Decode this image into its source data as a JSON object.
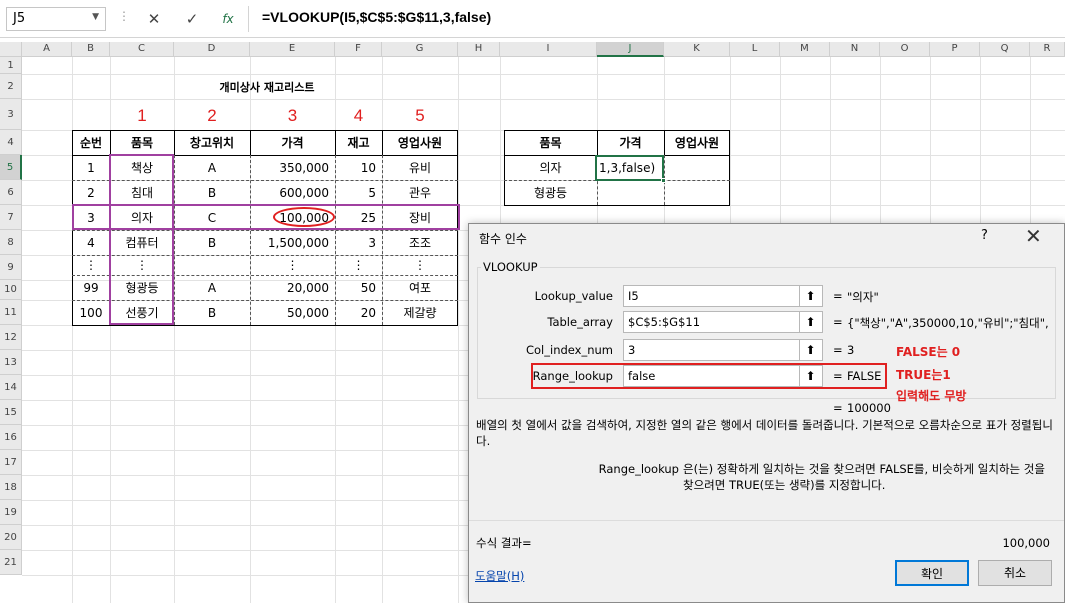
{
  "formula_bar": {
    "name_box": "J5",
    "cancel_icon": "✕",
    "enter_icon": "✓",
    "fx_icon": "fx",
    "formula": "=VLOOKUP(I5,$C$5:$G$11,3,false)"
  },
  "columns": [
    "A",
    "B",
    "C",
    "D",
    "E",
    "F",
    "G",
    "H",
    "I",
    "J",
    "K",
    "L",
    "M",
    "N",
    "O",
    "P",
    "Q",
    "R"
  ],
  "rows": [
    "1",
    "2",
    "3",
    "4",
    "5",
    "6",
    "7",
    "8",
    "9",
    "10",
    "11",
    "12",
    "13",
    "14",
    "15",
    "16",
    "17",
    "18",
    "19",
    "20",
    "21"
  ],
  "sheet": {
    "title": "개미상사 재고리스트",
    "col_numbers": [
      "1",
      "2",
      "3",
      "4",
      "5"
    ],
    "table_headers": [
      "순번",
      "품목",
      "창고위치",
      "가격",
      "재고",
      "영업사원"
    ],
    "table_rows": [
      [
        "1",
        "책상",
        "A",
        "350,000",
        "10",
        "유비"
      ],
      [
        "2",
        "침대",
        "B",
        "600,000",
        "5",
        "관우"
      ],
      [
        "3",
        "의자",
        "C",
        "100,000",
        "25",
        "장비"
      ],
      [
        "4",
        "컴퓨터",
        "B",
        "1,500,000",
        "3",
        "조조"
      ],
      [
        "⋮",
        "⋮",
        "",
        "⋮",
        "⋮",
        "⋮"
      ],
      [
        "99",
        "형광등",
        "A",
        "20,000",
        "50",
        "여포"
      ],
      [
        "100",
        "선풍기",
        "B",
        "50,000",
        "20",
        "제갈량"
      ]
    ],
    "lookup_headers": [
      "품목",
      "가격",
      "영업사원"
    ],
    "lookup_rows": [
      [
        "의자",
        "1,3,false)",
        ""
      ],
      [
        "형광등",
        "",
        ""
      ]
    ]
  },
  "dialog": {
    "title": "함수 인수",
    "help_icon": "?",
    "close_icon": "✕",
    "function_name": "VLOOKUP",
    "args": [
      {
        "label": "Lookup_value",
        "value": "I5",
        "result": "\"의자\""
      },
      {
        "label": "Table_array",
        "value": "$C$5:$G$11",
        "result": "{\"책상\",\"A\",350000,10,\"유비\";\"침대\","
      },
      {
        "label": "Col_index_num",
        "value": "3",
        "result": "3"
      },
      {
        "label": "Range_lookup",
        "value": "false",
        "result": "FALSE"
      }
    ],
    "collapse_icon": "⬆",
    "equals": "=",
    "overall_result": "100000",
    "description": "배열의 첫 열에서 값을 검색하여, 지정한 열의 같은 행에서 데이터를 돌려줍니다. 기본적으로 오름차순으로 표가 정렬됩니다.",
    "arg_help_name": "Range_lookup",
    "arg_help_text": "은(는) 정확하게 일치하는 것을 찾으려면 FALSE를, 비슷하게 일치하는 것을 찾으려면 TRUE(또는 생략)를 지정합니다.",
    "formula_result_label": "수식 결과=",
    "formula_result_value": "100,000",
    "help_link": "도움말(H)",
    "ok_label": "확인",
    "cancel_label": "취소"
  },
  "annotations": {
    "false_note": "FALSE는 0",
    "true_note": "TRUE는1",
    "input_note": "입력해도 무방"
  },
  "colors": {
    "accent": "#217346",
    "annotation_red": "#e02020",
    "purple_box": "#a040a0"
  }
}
:::
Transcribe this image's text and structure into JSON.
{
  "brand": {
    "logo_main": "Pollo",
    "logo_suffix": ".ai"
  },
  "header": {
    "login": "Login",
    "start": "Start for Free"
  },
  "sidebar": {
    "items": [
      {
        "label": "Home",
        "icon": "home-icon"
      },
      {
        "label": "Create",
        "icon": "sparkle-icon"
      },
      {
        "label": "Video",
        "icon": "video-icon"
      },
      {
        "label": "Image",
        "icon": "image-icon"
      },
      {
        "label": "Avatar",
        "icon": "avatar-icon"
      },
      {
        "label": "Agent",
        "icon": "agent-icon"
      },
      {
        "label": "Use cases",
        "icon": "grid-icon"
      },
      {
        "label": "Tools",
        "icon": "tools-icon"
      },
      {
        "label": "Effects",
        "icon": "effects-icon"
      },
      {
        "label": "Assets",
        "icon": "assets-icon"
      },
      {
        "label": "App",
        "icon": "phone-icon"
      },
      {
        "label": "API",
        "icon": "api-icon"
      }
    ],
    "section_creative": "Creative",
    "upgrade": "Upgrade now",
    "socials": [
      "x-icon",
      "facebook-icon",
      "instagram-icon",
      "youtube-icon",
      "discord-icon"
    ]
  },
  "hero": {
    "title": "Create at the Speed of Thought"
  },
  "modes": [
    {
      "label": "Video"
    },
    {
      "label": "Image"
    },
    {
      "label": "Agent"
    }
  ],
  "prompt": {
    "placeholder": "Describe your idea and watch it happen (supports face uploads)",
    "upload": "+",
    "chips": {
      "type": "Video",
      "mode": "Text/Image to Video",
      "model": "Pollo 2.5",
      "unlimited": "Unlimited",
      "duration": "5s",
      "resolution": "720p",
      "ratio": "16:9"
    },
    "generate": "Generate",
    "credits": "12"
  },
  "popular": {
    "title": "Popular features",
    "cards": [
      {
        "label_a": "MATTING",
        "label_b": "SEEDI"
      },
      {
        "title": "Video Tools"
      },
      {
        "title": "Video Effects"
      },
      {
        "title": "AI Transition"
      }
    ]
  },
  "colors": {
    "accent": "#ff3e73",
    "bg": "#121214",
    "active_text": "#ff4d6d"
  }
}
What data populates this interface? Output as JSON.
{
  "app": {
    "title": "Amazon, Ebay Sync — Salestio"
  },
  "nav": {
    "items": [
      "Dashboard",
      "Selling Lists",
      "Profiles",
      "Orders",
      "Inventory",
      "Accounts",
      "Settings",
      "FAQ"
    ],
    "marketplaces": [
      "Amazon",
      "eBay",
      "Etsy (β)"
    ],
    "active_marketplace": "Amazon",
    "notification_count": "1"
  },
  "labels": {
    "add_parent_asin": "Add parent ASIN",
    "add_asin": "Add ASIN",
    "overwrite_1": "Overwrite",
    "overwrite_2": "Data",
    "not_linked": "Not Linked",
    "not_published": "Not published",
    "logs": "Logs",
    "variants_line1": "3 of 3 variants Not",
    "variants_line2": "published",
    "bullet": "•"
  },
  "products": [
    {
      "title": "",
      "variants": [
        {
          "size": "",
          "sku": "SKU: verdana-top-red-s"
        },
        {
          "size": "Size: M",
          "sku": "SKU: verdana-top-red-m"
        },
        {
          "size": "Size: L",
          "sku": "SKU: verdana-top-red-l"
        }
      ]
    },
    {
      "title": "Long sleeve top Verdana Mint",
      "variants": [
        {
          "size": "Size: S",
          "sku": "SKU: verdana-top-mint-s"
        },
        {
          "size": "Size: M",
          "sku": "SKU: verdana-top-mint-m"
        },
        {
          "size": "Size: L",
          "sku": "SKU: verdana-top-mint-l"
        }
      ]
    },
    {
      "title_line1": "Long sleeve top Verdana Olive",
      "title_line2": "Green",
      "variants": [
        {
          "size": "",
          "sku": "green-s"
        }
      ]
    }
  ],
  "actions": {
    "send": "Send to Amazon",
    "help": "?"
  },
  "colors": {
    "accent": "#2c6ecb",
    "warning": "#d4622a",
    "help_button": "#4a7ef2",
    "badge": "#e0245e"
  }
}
:::
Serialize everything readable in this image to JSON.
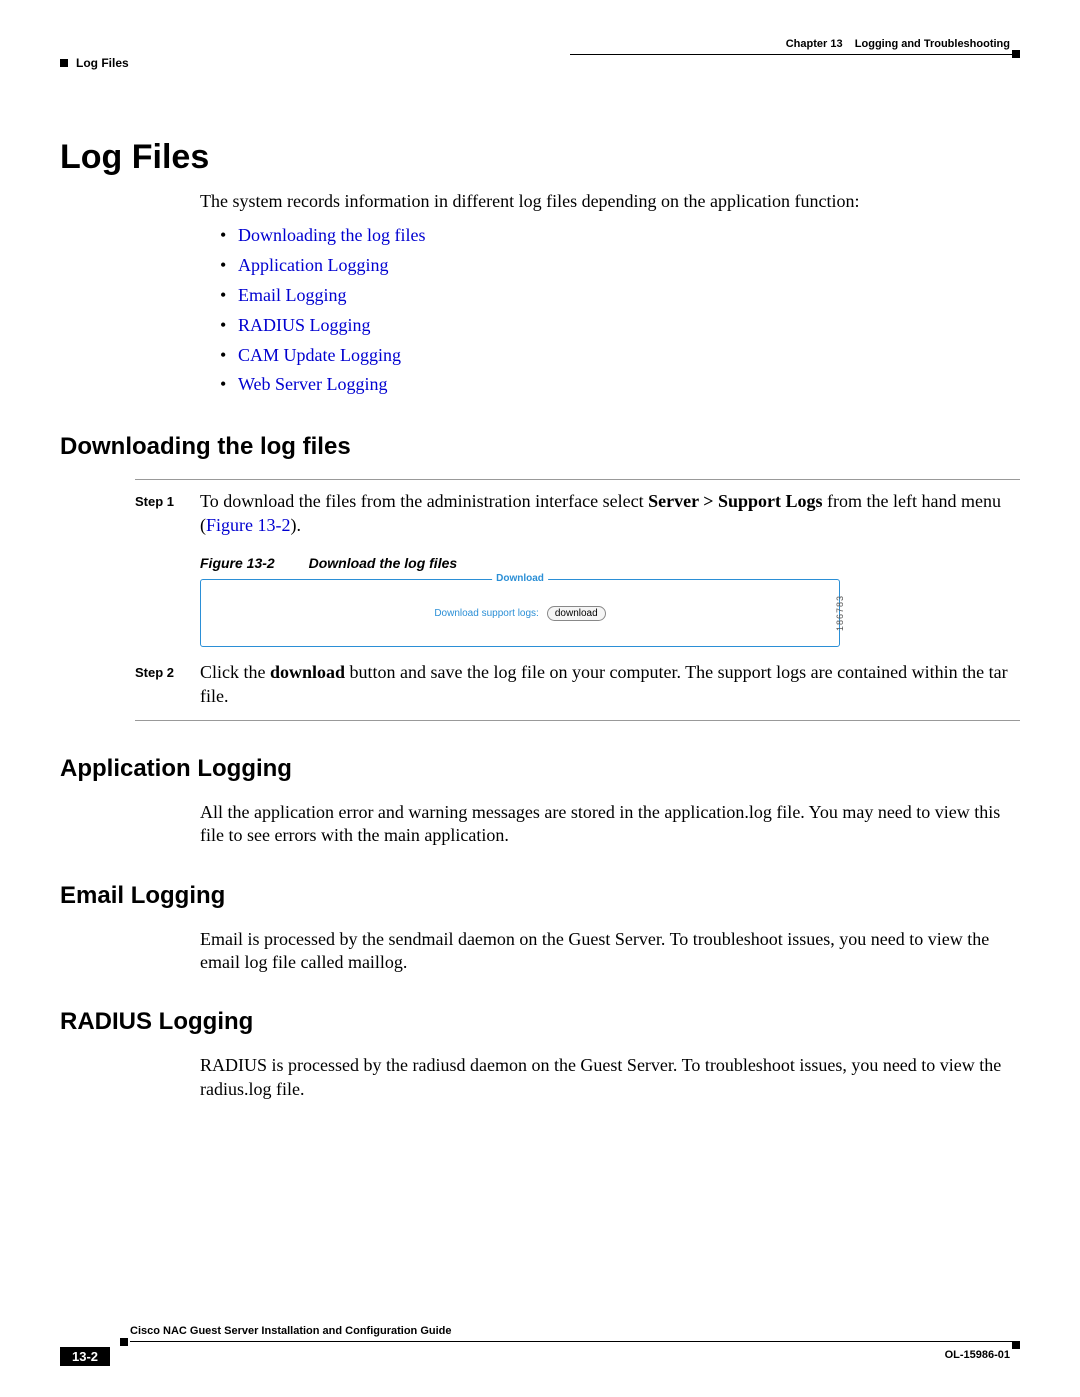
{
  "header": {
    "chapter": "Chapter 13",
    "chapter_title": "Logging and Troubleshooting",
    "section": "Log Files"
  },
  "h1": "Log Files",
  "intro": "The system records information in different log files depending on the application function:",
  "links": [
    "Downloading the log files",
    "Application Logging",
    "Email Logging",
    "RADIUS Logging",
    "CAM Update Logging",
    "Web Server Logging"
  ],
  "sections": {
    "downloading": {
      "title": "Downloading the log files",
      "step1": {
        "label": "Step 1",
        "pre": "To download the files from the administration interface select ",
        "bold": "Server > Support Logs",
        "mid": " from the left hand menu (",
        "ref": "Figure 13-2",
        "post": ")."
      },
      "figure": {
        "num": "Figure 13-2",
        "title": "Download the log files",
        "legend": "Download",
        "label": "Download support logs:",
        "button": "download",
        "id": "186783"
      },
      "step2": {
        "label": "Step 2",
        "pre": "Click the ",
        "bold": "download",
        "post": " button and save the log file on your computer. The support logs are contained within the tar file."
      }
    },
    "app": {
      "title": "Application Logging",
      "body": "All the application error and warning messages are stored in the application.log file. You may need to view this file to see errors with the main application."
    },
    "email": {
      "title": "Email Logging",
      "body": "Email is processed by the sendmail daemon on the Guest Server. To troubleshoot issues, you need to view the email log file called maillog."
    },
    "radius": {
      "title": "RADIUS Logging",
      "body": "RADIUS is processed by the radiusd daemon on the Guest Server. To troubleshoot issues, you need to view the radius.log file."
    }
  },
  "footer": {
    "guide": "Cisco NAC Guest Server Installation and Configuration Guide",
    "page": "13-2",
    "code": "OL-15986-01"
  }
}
:::
§ **Directive**
Count how many lines of the material hold the string "this". Give the number and nothing more.

§ **Response**
5